** Start of The data **

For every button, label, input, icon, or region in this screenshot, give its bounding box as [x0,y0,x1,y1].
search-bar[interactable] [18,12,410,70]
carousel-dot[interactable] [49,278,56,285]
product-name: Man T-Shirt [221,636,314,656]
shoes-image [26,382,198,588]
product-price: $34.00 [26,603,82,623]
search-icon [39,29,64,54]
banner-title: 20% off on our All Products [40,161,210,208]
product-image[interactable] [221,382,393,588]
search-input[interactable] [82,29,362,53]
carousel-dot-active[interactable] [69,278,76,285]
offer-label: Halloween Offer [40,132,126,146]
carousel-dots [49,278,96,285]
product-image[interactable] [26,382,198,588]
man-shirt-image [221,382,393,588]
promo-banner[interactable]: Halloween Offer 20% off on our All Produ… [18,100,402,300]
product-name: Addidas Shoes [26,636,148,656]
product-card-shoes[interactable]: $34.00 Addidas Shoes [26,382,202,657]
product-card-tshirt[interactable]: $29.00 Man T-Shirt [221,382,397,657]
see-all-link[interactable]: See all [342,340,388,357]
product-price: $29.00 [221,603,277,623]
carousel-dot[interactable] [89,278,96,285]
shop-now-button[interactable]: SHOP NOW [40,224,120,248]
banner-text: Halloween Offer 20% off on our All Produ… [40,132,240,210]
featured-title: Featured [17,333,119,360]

** End of The data **

What you are asked to do: Convert every line of the material above into a JSON list of strings, one string per line, leaving out any blank lines.

Answer to the task:
[
  "For every button, label, input, icon, or region in this screenshot, give its bounding box as [x0,y0,x1,y1].",
  "search-bar[interactable] [18,12,410,70]",
  "carousel-dot[interactable] [49,278,56,285]",
  "product-name: Man T-Shirt [221,636,314,656]",
  "shoes-image [26,382,198,588]",
  "product-price: $34.00 [26,603,82,623]",
  "search-icon [39,29,64,54]",
  "banner-title: 20% off on our All Products [40,161,210,208]",
  "product-image[interactable] [221,382,393,588]",
  "search-input[interactable] [82,29,362,53]",
  "carousel-dot-active[interactable] [69,278,76,285]",
  "offer-label: Halloween Offer [40,132,126,146]",
  "carousel-dots [49,278,96,285]",
  "product-image[interactable] [26,382,198,588]",
  "man-shirt-image [221,382,393,588]",
  "promo-banner[interactable]: Halloween Offer 20% off on our All Produ… [18,100,402,300]",
  "product-name: Addidas Shoes [26,636,148,656]",
  "product-card-shoes[interactable]: $34.00 Addidas Shoes [26,382,202,657]",
  "product-card-tshirt[interactable]: $29.00 Man T-Shirt [221,382,397,657]",
  "see-all-link[interactable]: See all [342,340,388,357]",
  "product-price: $29.00 [221,603,277,623]",
  "carousel-dot[interactable] [89,278,96,285]",
  "shop-now-button[interactable]: SHOP NOW [40,224,120,248]",
  "banner-text: Halloween Offer 20% off on our All Produ… [40,132,240,210]",
  "featured-title: Featured [17,333,119,360]"
]